Task details - Reproduce all of the data that follows, character for character.

[Structured figure records]

++++

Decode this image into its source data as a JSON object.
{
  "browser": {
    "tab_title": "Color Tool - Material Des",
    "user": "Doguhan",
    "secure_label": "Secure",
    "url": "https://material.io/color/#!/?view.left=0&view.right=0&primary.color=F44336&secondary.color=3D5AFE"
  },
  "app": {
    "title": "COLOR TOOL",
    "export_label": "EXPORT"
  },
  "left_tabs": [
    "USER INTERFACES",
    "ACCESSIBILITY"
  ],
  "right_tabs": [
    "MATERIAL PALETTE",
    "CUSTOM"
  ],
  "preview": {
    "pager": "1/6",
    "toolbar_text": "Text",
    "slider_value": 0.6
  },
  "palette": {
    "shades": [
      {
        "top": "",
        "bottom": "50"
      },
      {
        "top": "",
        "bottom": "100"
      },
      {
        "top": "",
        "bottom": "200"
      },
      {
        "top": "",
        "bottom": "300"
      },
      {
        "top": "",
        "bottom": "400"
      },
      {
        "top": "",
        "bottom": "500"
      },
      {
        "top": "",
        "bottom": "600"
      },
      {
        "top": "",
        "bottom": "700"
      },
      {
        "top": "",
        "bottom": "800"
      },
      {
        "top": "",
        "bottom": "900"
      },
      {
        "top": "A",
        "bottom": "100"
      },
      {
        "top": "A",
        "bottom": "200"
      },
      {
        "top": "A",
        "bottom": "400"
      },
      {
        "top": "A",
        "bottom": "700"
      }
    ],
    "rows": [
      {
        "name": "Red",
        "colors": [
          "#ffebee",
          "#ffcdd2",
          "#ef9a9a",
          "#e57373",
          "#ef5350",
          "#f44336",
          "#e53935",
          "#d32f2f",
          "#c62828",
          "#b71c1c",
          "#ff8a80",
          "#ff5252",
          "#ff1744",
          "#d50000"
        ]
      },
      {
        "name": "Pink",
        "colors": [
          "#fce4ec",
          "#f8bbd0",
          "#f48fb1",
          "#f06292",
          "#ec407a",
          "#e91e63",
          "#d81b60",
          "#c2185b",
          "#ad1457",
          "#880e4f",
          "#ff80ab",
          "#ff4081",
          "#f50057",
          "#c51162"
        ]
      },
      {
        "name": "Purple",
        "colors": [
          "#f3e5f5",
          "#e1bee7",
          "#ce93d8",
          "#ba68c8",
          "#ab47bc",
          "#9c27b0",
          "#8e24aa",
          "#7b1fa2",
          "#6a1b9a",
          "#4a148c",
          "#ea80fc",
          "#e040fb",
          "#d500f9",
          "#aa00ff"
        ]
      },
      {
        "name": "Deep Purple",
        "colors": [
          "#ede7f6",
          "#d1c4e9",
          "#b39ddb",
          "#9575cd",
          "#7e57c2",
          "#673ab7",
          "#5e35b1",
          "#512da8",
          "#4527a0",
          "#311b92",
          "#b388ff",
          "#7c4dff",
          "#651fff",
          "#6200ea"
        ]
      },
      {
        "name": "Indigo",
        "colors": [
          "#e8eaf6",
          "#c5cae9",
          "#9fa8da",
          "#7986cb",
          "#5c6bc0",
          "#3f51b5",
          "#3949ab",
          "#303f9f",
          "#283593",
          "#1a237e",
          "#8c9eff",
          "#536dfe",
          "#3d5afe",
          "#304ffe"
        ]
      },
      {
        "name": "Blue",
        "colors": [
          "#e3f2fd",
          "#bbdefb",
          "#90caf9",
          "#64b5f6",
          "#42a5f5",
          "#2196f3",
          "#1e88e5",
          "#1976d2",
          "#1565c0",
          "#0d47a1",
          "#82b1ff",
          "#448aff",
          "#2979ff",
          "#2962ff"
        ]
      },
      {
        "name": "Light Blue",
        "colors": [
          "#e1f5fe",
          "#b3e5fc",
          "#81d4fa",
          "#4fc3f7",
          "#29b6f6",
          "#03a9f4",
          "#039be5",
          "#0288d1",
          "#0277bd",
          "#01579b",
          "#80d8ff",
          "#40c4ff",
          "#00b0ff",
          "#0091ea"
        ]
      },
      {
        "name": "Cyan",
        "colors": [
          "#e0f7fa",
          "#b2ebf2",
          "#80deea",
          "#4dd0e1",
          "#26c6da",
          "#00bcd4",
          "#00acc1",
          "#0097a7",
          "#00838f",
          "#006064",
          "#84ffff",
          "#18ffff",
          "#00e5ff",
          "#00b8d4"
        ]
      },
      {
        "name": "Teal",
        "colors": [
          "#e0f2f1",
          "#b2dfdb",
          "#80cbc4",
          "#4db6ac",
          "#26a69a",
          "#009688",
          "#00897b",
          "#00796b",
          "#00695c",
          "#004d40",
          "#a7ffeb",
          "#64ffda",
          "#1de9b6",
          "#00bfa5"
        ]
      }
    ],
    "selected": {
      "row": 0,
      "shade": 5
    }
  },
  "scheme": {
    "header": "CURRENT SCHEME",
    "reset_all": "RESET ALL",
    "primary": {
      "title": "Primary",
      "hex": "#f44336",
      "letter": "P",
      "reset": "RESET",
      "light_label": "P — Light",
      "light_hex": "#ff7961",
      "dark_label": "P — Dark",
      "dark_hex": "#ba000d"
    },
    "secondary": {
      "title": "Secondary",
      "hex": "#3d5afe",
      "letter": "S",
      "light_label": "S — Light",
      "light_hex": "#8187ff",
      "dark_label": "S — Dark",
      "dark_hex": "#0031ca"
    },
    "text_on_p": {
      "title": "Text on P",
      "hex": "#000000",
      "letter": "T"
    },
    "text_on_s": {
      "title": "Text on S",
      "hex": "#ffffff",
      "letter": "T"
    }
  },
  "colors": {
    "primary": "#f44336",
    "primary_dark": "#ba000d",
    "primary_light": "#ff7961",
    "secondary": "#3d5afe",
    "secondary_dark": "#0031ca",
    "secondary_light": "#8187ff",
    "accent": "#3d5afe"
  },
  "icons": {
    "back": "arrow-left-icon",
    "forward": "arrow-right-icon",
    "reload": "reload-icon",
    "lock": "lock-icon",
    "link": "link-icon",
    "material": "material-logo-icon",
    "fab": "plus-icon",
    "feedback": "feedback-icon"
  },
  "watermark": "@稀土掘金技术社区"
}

++++

Response -
Decode this image into its source data as a JSON object.
{
  "browser": {
    "tab_title": "Color Tool - Material Des",
    "user": "Doguhan",
    "secure_label": "Secure",
    "url": "https://material.io/color/#!/?view.left=0&view.right=0&primary.color=F44336&secondary.color=3D5AFE"
  },
  "app": {
    "title": "COLOR TOOL",
    "export_label": "EXPORT"
  },
  "left_tabs": [
    "USER INTERFACES",
    "ACCESSIBILITY"
  ],
  "right_tabs": [
    "MATERIAL PALETTE",
    "CUSTOM"
  ],
  "preview": {
    "pager": "1/6",
    "toolbar_text": "Text",
    "slider_value": 0.6
  },
  "palette": {
    "shades": [
      {
        "top": "",
        "bottom": "50"
      },
      {
        "top": "",
        "bottom": "100"
      },
      {
        "top": "",
        "bottom": "200"
      },
      {
        "top": "",
        "bottom": "300"
      },
      {
        "top": "",
        "bottom": "400"
      },
      {
        "top": "",
        "bottom": "500"
      },
      {
        "top": "",
        "bottom": "600"
      },
      {
        "top": "",
        "bottom": "700"
      },
      {
        "top": "",
        "bottom": "800"
      },
      {
        "top": "",
        "bottom": "900"
      },
      {
        "top": "A",
        "bottom": "100"
      },
      {
        "top": "A",
        "bottom": "200"
      },
      {
        "top": "A",
        "bottom": "400"
      },
      {
        "top": "A",
        "bottom": "700"
      }
    ],
    "rows": [
      {
        "name": "Red",
        "colors": [
          "#ffebee",
          "#ffcdd2",
          "#ef9a9a",
          "#e57373",
          "#ef5350",
          "#f44336",
          "#e53935",
          "#d32f2f",
          "#c62828",
          "#b71c1c",
          "#ff8a80",
          "#ff5252",
          "#ff1744",
          "#d50000"
        ]
      },
      {
        "name": "Pink",
        "colors": [
          "#fce4ec",
          "#f8bbd0",
          "#f48fb1",
          "#f06292",
          "#ec407a",
          "#e91e63",
          "#d81b60",
          "#c2185b",
          "#ad1457",
          "#880e4f",
          "#ff80ab",
          "#ff4081",
          "#f50057",
          "#c51162"
        ]
      },
      {
        "name": "Purple",
        "colors": [
          "#f3e5f5",
          "#e1bee7",
          "#ce93d8",
          "#ba68c8",
          "#ab47bc",
          "#9c27b0",
          "#8e24aa",
          "#7b1fa2",
          "#6a1b9a",
          "#4a148c",
          "#ea80fc",
          "#e040fb",
          "#d500f9",
          "#aa00ff"
        ]
      },
      {
        "name": "Deep Purple",
        "colors": [
          "#ede7f6",
          "#d1c4e9",
          "#b39ddb",
          "#9575cd",
          "#7e57c2",
          "#673ab7",
          "#5e35b1",
          "#512da8",
          "#4527a0",
          "#311b92",
          "#b388ff",
          "#7c4dff",
          "#651fff",
          "#6200ea"
        ]
      },
      {
        "name": "Indigo",
        "colors": [
          "#e8eaf6",
          "#c5cae9",
          "#9fa8da",
          "#7986cb",
          "#5c6bc0",
          "#3f51b5",
          "#3949ab",
          "#303f9f",
          "#283593",
          "#1a237e",
          "#8c9eff",
          "#536dfe",
          "#3d5afe",
          "#304ffe"
        ]
      },
      {
        "name": "Blue",
        "colors": [
          "#e3f2fd",
          "#bbdefb",
          "#90caf9",
          "#64b5f6",
          "#42a5f5",
          "#2196f3",
          "#1e88e5",
          "#1976d2",
          "#1565c0",
          "#0d47a1",
          "#82b1ff",
          "#448aff",
          "#2979ff",
          "#2962ff"
        ]
      },
      {
        "name": "Light Blue",
        "colors": [
          "#e1f5fe",
          "#b3e5fc",
          "#81d4fa",
          "#4fc3f7",
          "#29b6f6",
          "#03a9f4",
          "#039be5",
          "#0288d1",
          "#0277bd",
          "#01579b",
          "#80d8ff",
          "#40c4ff",
          "#00b0ff",
          "#0091ea"
        ]
      },
      {
        "name": "Cyan",
        "colors": [
          "#e0f7fa",
          "#b2ebf2",
          "#80deea",
          "#4dd0e1",
          "#26c6da",
          "#00bcd4",
          "#00acc1",
          "#0097a7",
          "#00838f",
          "#006064",
          "#84ffff",
          "#18ffff",
          "#00e5ff",
          "#00b8d4"
        ]
      },
      {
        "name": "Teal",
        "colors": [
          "#e0f2f1",
          "#b2dfdb",
          "#80cbc4",
          "#4db6ac",
          "#26a69a",
          "#009688",
          "#00897b",
          "#00796b",
          "#00695c",
          "#004d40",
          "#a7ffeb",
          "#64ffda",
          "#1de9b6",
          "#00bfa5"
        ]
      }
    ],
    "selected": {
      "row": 0,
      "shade": 5
    }
  },
  "scheme": {
    "header": "CURRENT SCHEME",
    "reset_all": "RESET ALL",
    "primary": {
      "title": "Primary",
      "hex": "#f44336",
      "letter": "P",
      "reset": "RESET",
      "light_label": "P — Light",
      "light_hex": "#ff7961",
      "dark_label": "P — Dark",
      "dark_hex": "#ba000d"
    },
    "secondary": {
      "title": "Secondary",
      "hex": "#3d5afe",
      "letter": "S",
      "light_label": "S — Light",
      "light_hex": "#8187ff",
      "dark_label": "S — Dark",
      "dark_hex": "#0031ca"
    },
    "text_on_p": {
      "title": "Text on P",
      "hex": "#000000",
      "letter": "T"
    },
    "text_on_s": {
      "title": "Text on S",
      "hex": "#ffffff",
      "letter": "T"
    }
  },
  "colors": {
    "primary": "#f44336",
    "primary_dark": "#ba000d",
    "primary_light": "#ff7961",
    "secondary": "#3d5afe",
    "secondary_dark": "#0031ca",
    "secondary_light": "#8187ff",
    "accent": "#3d5afe"
  },
  "icons": {
    "back": "arrow-left-icon",
    "forward": "arrow-right-icon",
    "reload": "reload-icon",
    "lock": "lock-icon",
    "link": "link-icon",
    "material": "material-logo-icon",
    "fab": "plus-icon",
    "feedback": "feedback-icon"
  },
  "watermark": "@稀土掘金技术社区"
}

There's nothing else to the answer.